* BEGIN Given records *
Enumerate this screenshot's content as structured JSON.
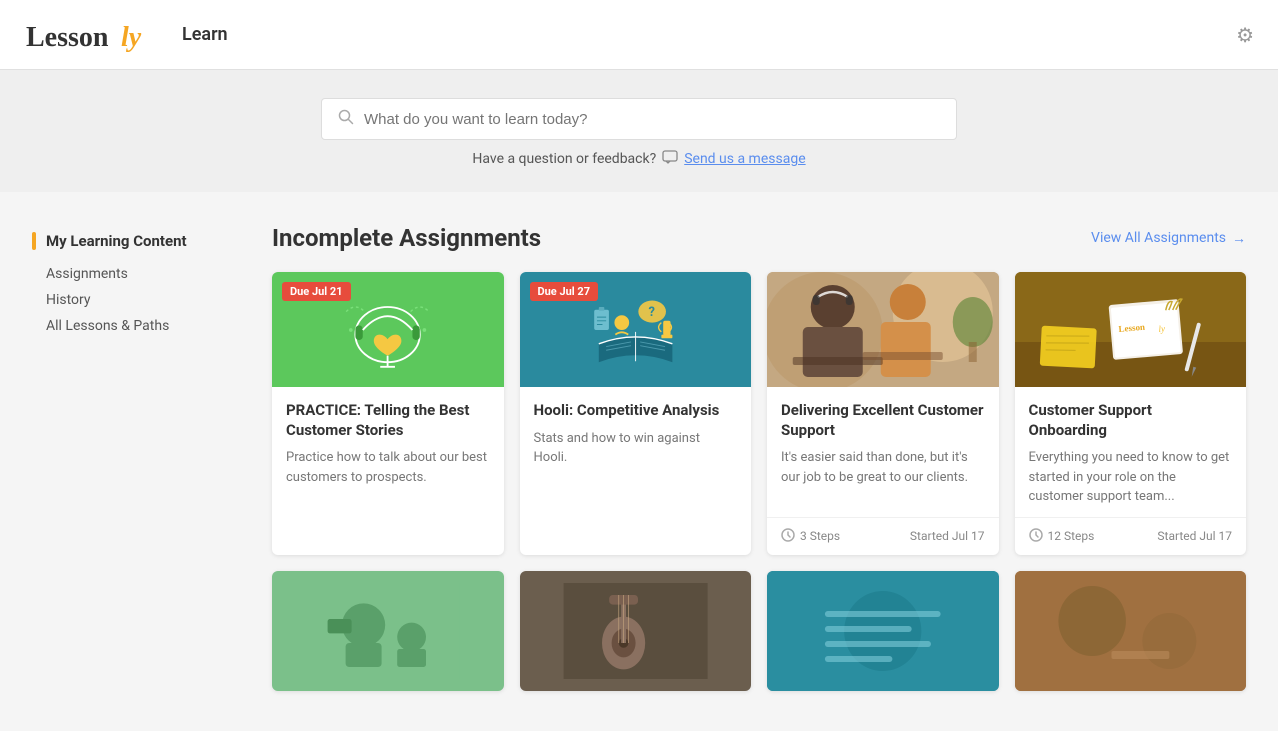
{
  "header": {
    "logo_text_1": "Lesson",
    "logo_text_2": "ly",
    "nav_label": "Learn",
    "gear_icon": "⚙"
  },
  "search": {
    "placeholder": "What do you want to learn today?",
    "feedback_text": "Have a question or feedback?",
    "send_message_label": "Send us a message"
  },
  "sidebar": {
    "heading": "My Learning Content",
    "items": [
      {
        "label": "Assignments",
        "href": "#"
      },
      {
        "label": "History",
        "href": "#"
      },
      {
        "label": "All Lessons & Paths",
        "href": "#"
      }
    ]
  },
  "main": {
    "section_title": "Incomplete Assignments",
    "view_all_label": "View All Assignments",
    "view_all_arrow": "→",
    "cards": [
      {
        "id": "card-1",
        "due": "Due Jul 21",
        "has_due": true,
        "img_type": "green",
        "title": "PRACTICE: Telling the Best Customer Stories",
        "desc": "Practice how to talk about our best customers to prospects.",
        "has_footer": false,
        "steps": null,
        "started": null
      },
      {
        "id": "card-2",
        "due": "Due Jul 27",
        "has_due": true,
        "img_type": "teal",
        "title": "Hooli: Competitive Analysis",
        "desc": "Stats and how to win against Hooli.",
        "has_footer": false,
        "steps": null,
        "started": null
      },
      {
        "id": "card-3",
        "due": null,
        "has_due": false,
        "img_type": "photo1",
        "title": "Delivering Excellent Customer Support",
        "desc": "It's easier said than done, but it's our job to be great to our clients.",
        "has_footer": true,
        "steps": "3 Steps",
        "started": "Started Jul 17"
      },
      {
        "id": "card-4",
        "due": null,
        "has_due": false,
        "img_type": "photo2",
        "title": "Customer Support Onboarding",
        "desc": "Everything you need to know to get started in your role on the customer support team...",
        "has_footer": true,
        "steps": "12 Steps",
        "started": "Started Jul 17"
      }
    ],
    "bottom_cards": [
      {
        "id": "bc-1",
        "img_type": "green2"
      },
      {
        "id": "bc-2",
        "img_type": "music"
      },
      {
        "id": "bc-3",
        "img_type": "teal2"
      },
      {
        "id": "bc-4",
        "img_type": "brown"
      }
    ]
  }
}
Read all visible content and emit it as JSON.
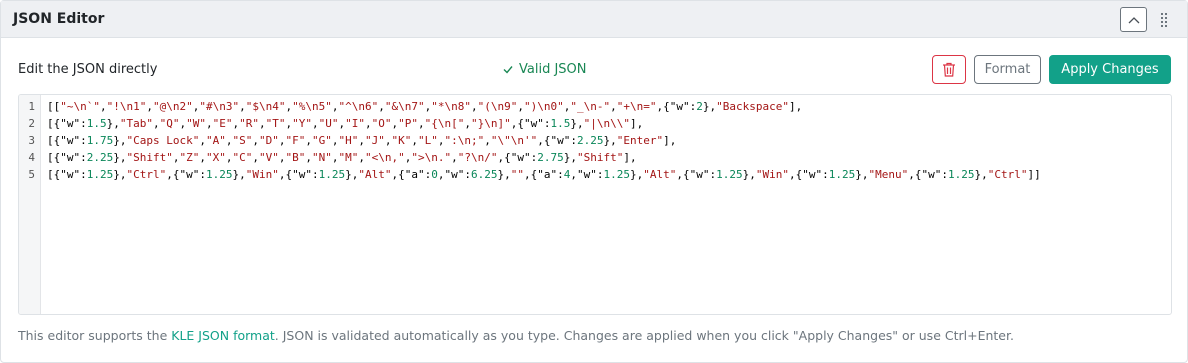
{
  "panel": {
    "title": "JSON Editor"
  },
  "icons": {
    "collapse": "chevron-up-icon",
    "drag": "drag-handle-icon",
    "check": "check-icon",
    "delete": "trash-icon"
  },
  "toolbar": {
    "label": "Edit the JSON directly",
    "status": "Valid JSON",
    "format_label": "Format",
    "apply_label": "Apply Changes"
  },
  "colors": {
    "accent": "#12a189",
    "valid": "#198754",
    "danger": "#dc3545",
    "string": "#a31515",
    "number": "#098658"
  },
  "editor": {
    "lines": [
      "[[\"~\\n`\",\"!\\n1\",\"@\\n2\",\"#\\n3\",\"$\\n4\",\"%\\n5\",\"^\\n6\",\"&\\n7\",\"*\\n8\",\"(\\n9\",\")\\n0\",\"_\\n-\",\"+\\n=\",{\"w\":2},\"Backspace\"],",
      "[{\"w\":1.5},\"Tab\",\"Q\",\"W\",\"E\",\"R\",\"T\",\"Y\",\"U\",\"I\",\"O\",\"P\",\"{\\n[\",\"}\\n]\",{\"w\":1.5},\"|\\n\\\\\"],",
      "[{\"w\":1.75},\"Caps Lock\",\"A\",\"S\",\"D\",\"F\",\"G\",\"H\",\"J\",\"K\",\"L\",\":\\n;\",\"\\\"\\n'\",{\"w\":2.25},\"Enter\"],",
      "[{\"w\":2.25},\"Shift\",\"Z\",\"X\",\"C\",\"V\",\"B\",\"N\",\"M\",\"<\\n,\",\">\\n.\",\"?\\n/\",{\"w\":2.75},\"Shift\"],",
      "[{\"w\":1.25},\"Ctrl\",{\"w\":1.25},\"Win\",{\"w\":1.25},\"Alt\",{\"a\":0,\"w\":6.25},\"\",{\"a\":4,\"w\":1.25},\"Alt\",{\"w\":1.25},\"Win\",{\"w\":1.25},\"Menu\",{\"w\":1.25},\"Ctrl\"]]"
    ]
  },
  "footer": {
    "before": "This editor supports the ",
    "link": "KLE JSON format",
    "after": ". JSON is validated automatically as you type. Changes are applied when you click \"Apply Changes\" or use Ctrl+Enter."
  }
}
* END Given records *
— Directions —
Leaving aside the images, write out the entries above word for word.

— Solution to the problem —
Enumerate this screenshot's content as structured JSON.
{
  "header": {
    "logo_text_1": "Lesson",
    "logo_text_2": "ly",
    "nav_label": "Learn",
    "gear_icon": "⚙"
  },
  "search": {
    "placeholder": "What do you want to learn today?",
    "feedback_text": "Have a question or feedback?",
    "send_message_label": "Send us a message"
  },
  "sidebar": {
    "heading": "My Learning Content",
    "items": [
      {
        "label": "Assignments",
        "href": "#"
      },
      {
        "label": "History",
        "href": "#"
      },
      {
        "label": "All Lessons & Paths",
        "href": "#"
      }
    ]
  },
  "main": {
    "section_title": "Incomplete Assignments",
    "view_all_label": "View All Assignments",
    "view_all_arrow": "→",
    "cards": [
      {
        "id": "card-1",
        "due": "Due Jul 21",
        "has_due": true,
        "img_type": "green",
        "title": "PRACTICE: Telling the Best Customer Stories",
        "desc": "Practice how to talk about our best customers to prospects.",
        "has_footer": false,
        "steps": null,
        "started": null
      },
      {
        "id": "card-2",
        "due": "Due Jul 27",
        "has_due": true,
        "img_type": "teal",
        "title": "Hooli: Competitive Analysis",
        "desc": "Stats and how to win against Hooli.",
        "has_footer": false,
        "steps": null,
        "started": null
      },
      {
        "id": "card-3",
        "due": null,
        "has_due": false,
        "img_type": "photo1",
        "title": "Delivering Excellent Customer Support",
        "desc": "It's easier said than done, but it's our job to be great to our clients.",
        "has_footer": true,
        "steps": "3 Steps",
        "started": "Started Jul 17"
      },
      {
        "id": "card-4",
        "due": null,
        "has_due": false,
        "img_type": "photo2",
        "title": "Customer Support Onboarding",
        "desc": "Everything you need to know to get started in your role on the customer support team...",
        "has_footer": true,
        "steps": "12 Steps",
        "started": "Started Jul 17"
      }
    ],
    "bottom_cards": [
      {
        "id": "bc-1",
        "img_type": "green2"
      },
      {
        "id": "bc-2",
        "img_type": "music"
      },
      {
        "id": "bc-3",
        "img_type": "teal2"
      },
      {
        "id": "bc-4",
        "img_type": "brown"
      }
    ]
  }
}
Read all visible content and emit it as JSON.
{
  "panel": {
    "title": "JSON Editor"
  },
  "icons": {
    "collapse": "chevron-up-icon",
    "drag": "drag-handle-icon",
    "check": "check-icon",
    "delete": "trash-icon"
  },
  "toolbar": {
    "label": "Edit the JSON directly",
    "status": "Valid JSON",
    "format_label": "Format",
    "apply_label": "Apply Changes"
  },
  "colors": {
    "accent": "#12a189",
    "valid": "#198754",
    "danger": "#dc3545",
    "string": "#a31515",
    "number": "#098658"
  },
  "editor": {
    "lines": [
      "[[\"~\\n`\",\"!\\n1\",\"@\\n2\",\"#\\n3\",\"$\\n4\",\"%\\n5\",\"^\\n6\",\"&\\n7\",\"*\\n8\",\"(\\n9\",\")\\n0\",\"_\\n-\",\"+\\n=\",{\"w\":2},\"Backspace\"],",
      "[{\"w\":1.5},\"Tab\",\"Q\",\"W\",\"E\",\"R\",\"T\",\"Y\",\"U\",\"I\",\"O\",\"P\",\"{\\n[\",\"}\\n]\",{\"w\":1.5},\"|\\n\\\\\"],",
      "[{\"w\":1.75},\"Caps Lock\",\"A\",\"S\",\"D\",\"F\",\"G\",\"H\",\"J\",\"K\",\"L\",\":\\n;\",\"\\\"\\n'\",{\"w\":2.25},\"Enter\"],",
      "[{\"w\":2.25},\"Shift\",\"Z\",\"X\",\"C\",\"V\",\"B\",\"N\",\"M\",\"<\\n,\",\">\\n.\",\"?\\n/\",{\"w\":2.75},\"Shift\"],",
      "[{\"w\":1.25},\"Ctrl\",{\"w\":1.25},\"Win\",{\"w\":1.25},\"Alt\",{\"a\":0,\"w\":6.25},\"\",{\"a\":4,\"w\":1.25},\"Alt\",{\"w\":1.25},\"Win\",{\"w\":1.25},\"Menu\",{\"w\":1.25},\"Ctrl\"]]"
    ]
  },
  "footer": {
    "before": "This editor supports the ",
    "link": "KLE JSON format",
    "after": ". JSON is validated automatically as you type. Changes are applied when you click \"Apply Changes\" or use Ctrl+Enter."
  }
}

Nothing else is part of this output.